### WHAT THE TASK ASKS
Go through the records and show each line where the word "对于各种中粒土" occurs.

Lines of data:

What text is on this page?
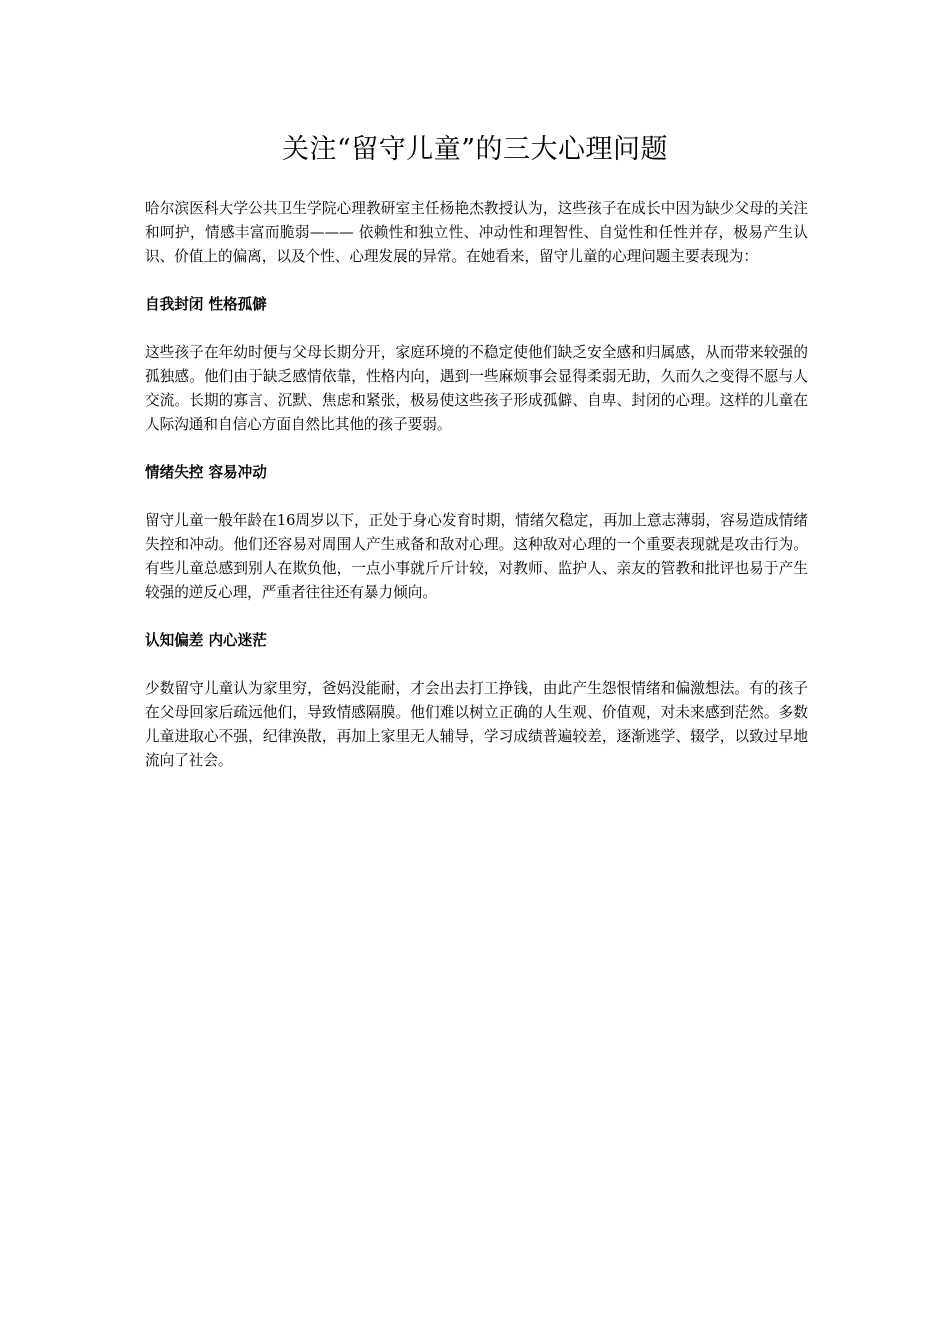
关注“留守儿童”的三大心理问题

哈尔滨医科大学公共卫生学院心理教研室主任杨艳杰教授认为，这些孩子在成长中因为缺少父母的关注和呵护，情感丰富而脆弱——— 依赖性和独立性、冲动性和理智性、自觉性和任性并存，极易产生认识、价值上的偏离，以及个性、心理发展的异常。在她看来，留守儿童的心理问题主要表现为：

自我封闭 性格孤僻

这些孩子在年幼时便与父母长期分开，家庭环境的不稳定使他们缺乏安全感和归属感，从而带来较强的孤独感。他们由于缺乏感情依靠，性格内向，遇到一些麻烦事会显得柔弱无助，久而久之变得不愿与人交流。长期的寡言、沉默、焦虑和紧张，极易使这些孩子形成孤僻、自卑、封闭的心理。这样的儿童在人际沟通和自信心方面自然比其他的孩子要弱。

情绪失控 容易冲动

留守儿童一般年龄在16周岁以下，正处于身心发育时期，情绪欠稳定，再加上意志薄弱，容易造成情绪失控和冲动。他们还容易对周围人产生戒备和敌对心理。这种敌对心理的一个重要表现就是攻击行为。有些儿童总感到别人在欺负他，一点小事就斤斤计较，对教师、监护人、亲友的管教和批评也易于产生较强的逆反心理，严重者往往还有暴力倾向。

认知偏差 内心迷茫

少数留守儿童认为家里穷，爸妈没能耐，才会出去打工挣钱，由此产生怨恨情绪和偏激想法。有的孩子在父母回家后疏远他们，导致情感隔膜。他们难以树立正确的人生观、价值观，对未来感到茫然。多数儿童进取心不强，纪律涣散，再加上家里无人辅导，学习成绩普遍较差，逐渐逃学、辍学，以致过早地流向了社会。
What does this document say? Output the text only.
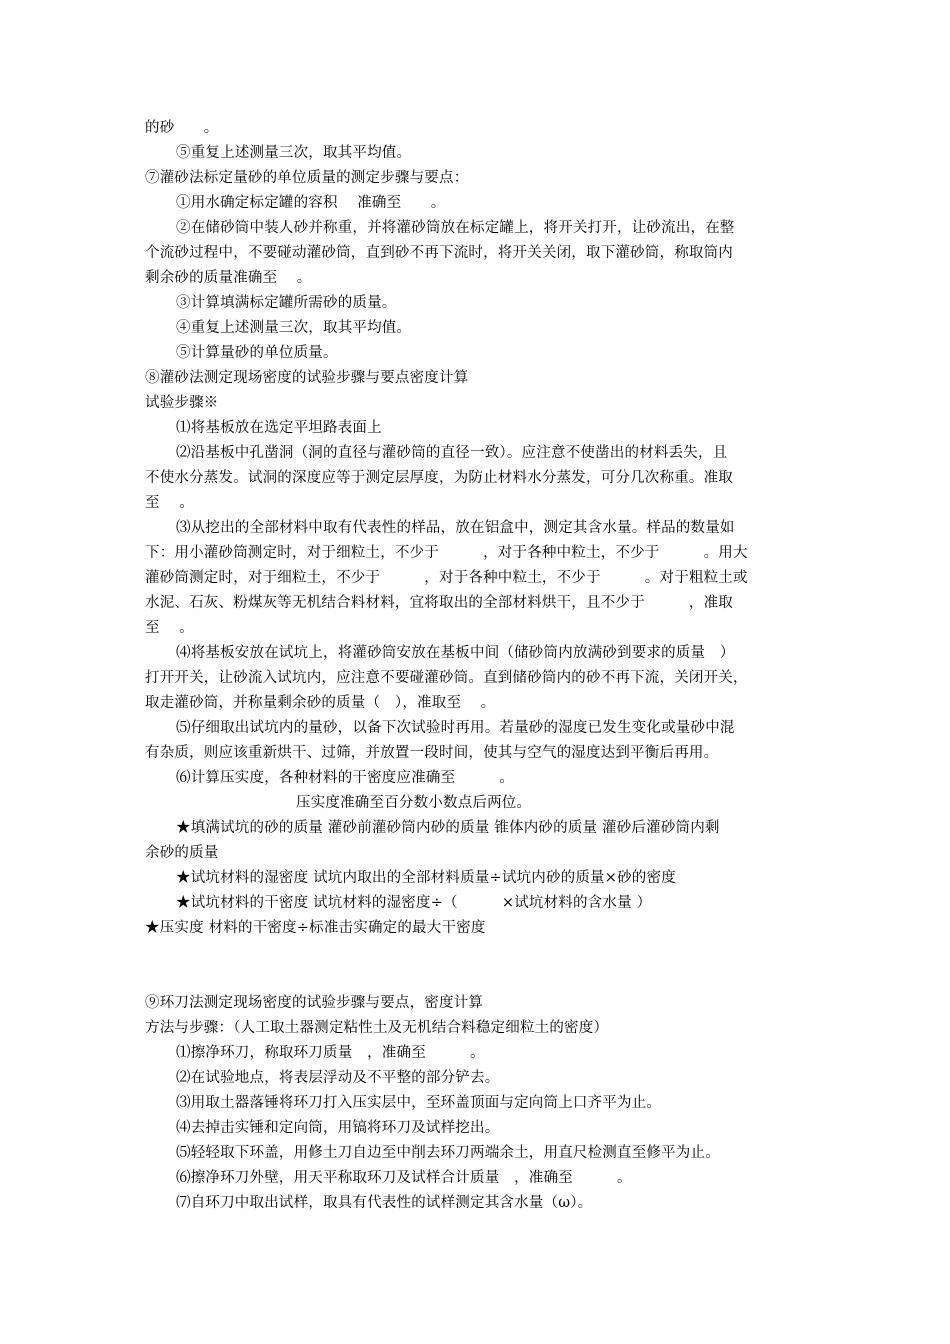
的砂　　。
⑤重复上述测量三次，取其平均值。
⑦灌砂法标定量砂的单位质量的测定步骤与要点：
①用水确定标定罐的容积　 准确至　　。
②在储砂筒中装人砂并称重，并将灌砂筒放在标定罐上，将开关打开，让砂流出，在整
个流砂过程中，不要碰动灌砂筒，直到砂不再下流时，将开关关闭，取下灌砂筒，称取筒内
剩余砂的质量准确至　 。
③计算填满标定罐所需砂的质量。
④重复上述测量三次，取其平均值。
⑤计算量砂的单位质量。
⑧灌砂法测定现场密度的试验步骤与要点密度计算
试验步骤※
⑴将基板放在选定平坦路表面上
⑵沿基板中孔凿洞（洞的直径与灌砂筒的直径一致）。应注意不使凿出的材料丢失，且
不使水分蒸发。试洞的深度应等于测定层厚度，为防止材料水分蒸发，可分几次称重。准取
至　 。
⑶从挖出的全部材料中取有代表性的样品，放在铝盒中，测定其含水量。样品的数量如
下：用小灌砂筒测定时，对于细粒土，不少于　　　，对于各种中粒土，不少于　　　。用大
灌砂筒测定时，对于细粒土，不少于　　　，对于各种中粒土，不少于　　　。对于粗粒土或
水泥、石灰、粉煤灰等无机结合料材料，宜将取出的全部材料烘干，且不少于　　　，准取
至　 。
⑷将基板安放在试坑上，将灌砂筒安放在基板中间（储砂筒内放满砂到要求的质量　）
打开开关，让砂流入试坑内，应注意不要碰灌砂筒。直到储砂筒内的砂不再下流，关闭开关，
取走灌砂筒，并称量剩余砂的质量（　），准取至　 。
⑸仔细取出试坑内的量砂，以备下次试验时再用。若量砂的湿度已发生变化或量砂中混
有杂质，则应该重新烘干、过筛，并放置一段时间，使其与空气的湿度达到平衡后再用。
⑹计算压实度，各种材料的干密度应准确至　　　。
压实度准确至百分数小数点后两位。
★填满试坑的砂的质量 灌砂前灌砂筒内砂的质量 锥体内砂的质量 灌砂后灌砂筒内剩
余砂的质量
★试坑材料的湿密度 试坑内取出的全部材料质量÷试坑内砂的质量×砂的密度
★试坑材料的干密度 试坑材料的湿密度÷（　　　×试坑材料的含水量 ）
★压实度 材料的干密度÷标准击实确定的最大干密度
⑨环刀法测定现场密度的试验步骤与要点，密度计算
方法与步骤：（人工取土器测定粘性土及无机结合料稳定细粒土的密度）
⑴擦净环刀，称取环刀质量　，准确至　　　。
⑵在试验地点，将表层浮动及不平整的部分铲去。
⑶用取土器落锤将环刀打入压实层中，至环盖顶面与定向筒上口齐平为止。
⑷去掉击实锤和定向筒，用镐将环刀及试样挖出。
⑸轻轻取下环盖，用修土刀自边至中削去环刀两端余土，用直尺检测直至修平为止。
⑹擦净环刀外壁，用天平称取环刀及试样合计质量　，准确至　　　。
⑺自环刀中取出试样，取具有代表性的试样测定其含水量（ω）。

### SOLUTION FOR THIS TASK
下：用小灌砂筒测定时，对于细粒土，不少于　　　，对于各种中粒土，不少于　　　。用大
灌砂筒测定时，对于细粒土，不少于　　　，对于各种中粒土，不少于　　　。对于粗粒土或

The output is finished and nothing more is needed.